> _STATED EXERCISE_: In the data, extract each line that holds the string "Impedance".

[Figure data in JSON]
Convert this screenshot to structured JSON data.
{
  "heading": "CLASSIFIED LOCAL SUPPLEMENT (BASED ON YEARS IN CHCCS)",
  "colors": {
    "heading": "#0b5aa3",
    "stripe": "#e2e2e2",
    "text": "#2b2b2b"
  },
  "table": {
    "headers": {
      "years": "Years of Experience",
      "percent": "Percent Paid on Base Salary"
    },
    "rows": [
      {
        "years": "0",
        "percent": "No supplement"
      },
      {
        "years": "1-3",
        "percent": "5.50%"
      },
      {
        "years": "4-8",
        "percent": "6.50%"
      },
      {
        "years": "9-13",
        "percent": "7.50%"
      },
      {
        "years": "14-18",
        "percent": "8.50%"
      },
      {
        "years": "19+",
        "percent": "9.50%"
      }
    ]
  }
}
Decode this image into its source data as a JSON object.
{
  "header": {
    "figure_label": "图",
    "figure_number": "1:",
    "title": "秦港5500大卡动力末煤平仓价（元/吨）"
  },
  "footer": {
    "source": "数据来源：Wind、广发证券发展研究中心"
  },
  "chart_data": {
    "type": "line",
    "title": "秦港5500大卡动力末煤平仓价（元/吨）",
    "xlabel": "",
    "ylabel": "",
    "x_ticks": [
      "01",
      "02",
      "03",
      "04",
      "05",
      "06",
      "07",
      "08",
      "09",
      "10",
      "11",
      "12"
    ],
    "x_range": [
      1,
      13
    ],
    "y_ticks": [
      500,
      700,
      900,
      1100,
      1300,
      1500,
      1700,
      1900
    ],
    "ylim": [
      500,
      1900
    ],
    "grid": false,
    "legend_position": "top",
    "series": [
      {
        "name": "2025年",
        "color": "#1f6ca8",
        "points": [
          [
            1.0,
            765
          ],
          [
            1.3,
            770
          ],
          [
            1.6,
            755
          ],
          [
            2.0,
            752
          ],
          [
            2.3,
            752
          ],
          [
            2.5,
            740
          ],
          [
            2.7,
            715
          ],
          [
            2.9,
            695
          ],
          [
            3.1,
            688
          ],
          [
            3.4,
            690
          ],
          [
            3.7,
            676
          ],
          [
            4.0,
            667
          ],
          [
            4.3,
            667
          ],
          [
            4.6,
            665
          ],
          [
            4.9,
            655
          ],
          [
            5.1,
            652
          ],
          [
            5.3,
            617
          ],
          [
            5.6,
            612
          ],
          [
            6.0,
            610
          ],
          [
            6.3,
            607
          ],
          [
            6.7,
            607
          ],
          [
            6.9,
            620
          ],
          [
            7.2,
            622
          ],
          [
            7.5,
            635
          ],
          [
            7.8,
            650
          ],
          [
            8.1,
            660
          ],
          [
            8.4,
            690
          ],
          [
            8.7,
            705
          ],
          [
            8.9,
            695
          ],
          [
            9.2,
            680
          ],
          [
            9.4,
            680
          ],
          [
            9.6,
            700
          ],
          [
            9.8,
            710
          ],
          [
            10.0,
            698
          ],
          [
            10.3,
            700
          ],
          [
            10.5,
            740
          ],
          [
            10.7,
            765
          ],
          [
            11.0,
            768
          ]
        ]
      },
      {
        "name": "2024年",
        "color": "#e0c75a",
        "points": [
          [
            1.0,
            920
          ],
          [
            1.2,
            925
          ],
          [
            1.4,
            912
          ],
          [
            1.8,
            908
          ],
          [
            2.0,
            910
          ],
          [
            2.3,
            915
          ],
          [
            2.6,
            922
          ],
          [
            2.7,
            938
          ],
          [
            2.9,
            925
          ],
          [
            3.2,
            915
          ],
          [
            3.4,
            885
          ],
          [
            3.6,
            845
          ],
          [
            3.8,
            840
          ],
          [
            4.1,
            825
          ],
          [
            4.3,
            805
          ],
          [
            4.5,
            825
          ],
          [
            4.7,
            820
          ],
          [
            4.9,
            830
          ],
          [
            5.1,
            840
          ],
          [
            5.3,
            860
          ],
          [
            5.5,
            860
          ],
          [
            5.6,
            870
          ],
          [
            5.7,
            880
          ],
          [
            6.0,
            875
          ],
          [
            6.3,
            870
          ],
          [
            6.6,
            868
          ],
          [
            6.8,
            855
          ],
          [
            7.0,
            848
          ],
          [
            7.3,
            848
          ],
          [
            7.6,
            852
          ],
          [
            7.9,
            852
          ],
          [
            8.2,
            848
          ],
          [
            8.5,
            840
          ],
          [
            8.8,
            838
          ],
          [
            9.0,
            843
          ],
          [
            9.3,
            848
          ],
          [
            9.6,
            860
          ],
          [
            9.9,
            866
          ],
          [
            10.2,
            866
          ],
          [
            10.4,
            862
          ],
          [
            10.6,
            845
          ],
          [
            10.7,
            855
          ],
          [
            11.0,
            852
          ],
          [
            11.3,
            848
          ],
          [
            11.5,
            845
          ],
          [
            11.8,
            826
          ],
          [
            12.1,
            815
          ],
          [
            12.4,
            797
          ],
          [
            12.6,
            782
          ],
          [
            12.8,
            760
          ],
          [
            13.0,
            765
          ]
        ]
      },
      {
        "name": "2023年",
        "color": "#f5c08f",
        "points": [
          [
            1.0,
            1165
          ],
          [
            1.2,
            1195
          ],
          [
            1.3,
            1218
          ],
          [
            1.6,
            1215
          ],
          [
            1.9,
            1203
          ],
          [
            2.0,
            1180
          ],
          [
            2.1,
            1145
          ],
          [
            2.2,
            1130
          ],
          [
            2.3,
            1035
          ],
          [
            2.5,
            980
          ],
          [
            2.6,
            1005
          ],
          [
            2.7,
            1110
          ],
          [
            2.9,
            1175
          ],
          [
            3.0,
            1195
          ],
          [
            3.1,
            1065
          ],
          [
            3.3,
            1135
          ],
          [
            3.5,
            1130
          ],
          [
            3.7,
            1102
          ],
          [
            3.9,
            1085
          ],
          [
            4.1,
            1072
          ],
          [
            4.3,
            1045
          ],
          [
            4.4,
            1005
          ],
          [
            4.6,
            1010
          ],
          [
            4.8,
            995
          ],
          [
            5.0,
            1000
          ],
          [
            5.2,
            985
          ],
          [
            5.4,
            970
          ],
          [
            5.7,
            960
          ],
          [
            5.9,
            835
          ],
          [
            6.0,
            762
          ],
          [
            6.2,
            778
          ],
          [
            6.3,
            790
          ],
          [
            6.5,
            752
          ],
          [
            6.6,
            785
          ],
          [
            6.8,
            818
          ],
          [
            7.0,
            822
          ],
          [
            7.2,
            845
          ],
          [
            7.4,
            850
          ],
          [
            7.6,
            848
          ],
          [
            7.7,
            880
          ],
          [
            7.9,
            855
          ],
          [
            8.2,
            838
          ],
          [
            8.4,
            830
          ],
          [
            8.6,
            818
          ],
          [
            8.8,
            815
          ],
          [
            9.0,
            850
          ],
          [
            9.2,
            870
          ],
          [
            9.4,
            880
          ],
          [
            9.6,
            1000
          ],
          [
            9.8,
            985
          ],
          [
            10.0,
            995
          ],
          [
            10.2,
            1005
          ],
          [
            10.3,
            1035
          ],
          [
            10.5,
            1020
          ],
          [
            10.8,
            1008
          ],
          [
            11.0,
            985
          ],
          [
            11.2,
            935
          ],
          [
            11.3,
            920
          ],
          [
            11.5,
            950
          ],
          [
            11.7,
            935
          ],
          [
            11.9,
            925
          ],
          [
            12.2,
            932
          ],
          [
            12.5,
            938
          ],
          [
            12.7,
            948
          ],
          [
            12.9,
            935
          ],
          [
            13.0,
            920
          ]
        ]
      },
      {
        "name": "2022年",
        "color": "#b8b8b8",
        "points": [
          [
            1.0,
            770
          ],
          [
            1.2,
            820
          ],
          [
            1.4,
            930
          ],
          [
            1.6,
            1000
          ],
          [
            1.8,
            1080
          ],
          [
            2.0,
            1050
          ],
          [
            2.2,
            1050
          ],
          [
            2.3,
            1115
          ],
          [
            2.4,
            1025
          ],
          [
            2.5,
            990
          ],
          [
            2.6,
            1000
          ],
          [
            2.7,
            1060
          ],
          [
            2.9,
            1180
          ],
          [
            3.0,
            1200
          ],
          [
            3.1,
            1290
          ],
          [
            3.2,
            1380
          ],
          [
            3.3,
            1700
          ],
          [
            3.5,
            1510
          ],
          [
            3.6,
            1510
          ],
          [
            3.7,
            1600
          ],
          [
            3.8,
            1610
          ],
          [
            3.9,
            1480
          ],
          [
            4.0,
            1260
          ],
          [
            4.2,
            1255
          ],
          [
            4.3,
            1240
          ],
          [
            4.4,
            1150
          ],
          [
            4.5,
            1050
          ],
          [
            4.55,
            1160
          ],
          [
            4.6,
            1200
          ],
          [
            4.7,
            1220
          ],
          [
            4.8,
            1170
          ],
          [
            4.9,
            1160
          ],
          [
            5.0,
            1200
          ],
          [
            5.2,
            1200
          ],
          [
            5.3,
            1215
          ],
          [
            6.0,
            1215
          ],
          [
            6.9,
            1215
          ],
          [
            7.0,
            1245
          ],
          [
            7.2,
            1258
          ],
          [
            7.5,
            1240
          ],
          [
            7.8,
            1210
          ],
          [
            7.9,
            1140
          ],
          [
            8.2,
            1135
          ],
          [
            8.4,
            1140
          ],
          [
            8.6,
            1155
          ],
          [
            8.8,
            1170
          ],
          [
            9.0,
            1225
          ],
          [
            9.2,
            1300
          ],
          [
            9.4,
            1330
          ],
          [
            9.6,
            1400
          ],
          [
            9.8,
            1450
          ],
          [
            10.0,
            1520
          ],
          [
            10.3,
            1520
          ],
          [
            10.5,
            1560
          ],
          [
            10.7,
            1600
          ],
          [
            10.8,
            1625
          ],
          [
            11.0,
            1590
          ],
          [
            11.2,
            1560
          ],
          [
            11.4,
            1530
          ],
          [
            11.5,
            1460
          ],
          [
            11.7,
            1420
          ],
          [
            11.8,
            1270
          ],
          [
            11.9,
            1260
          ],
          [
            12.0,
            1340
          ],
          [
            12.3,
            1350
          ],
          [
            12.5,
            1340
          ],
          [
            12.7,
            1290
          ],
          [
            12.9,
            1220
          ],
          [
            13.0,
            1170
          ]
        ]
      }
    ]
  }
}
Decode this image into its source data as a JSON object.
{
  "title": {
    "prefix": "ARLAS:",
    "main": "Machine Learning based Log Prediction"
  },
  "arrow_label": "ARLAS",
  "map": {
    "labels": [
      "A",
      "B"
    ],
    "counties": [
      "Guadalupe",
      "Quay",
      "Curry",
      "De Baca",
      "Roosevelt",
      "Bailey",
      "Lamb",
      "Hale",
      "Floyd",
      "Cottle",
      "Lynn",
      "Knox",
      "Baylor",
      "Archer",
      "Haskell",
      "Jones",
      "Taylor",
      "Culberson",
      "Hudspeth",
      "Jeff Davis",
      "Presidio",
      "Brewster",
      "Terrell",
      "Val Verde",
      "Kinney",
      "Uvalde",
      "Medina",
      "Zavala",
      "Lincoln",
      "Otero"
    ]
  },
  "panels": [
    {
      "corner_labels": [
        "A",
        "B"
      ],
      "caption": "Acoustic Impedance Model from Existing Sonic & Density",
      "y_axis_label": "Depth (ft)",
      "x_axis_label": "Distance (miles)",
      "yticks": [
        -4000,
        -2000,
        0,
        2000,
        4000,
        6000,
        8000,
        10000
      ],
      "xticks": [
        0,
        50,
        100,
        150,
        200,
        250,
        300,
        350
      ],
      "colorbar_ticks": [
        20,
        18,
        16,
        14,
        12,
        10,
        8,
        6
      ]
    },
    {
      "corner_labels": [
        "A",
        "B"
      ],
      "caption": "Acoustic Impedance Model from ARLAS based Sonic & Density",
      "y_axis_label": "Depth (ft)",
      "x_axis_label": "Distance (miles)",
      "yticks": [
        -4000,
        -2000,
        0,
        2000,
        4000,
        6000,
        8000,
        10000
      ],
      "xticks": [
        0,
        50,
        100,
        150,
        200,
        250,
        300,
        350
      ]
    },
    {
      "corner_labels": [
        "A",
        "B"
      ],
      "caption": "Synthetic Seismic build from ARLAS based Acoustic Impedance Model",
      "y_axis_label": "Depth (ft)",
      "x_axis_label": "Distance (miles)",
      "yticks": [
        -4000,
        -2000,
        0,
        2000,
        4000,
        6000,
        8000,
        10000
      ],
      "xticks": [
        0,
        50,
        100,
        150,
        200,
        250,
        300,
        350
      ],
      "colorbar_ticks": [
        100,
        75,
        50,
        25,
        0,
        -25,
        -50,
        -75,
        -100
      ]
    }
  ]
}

> _EXPECTED ANSWER_:
      "caption": "Acoustic Impedance Model from Existing Sonic & Density",
      "caption": "Acoustic Impedance Model from ARLAS based Sonic & Density",
      "caption": "Synthetic Seismic build from ARLAS based Acoustic Impedance Model",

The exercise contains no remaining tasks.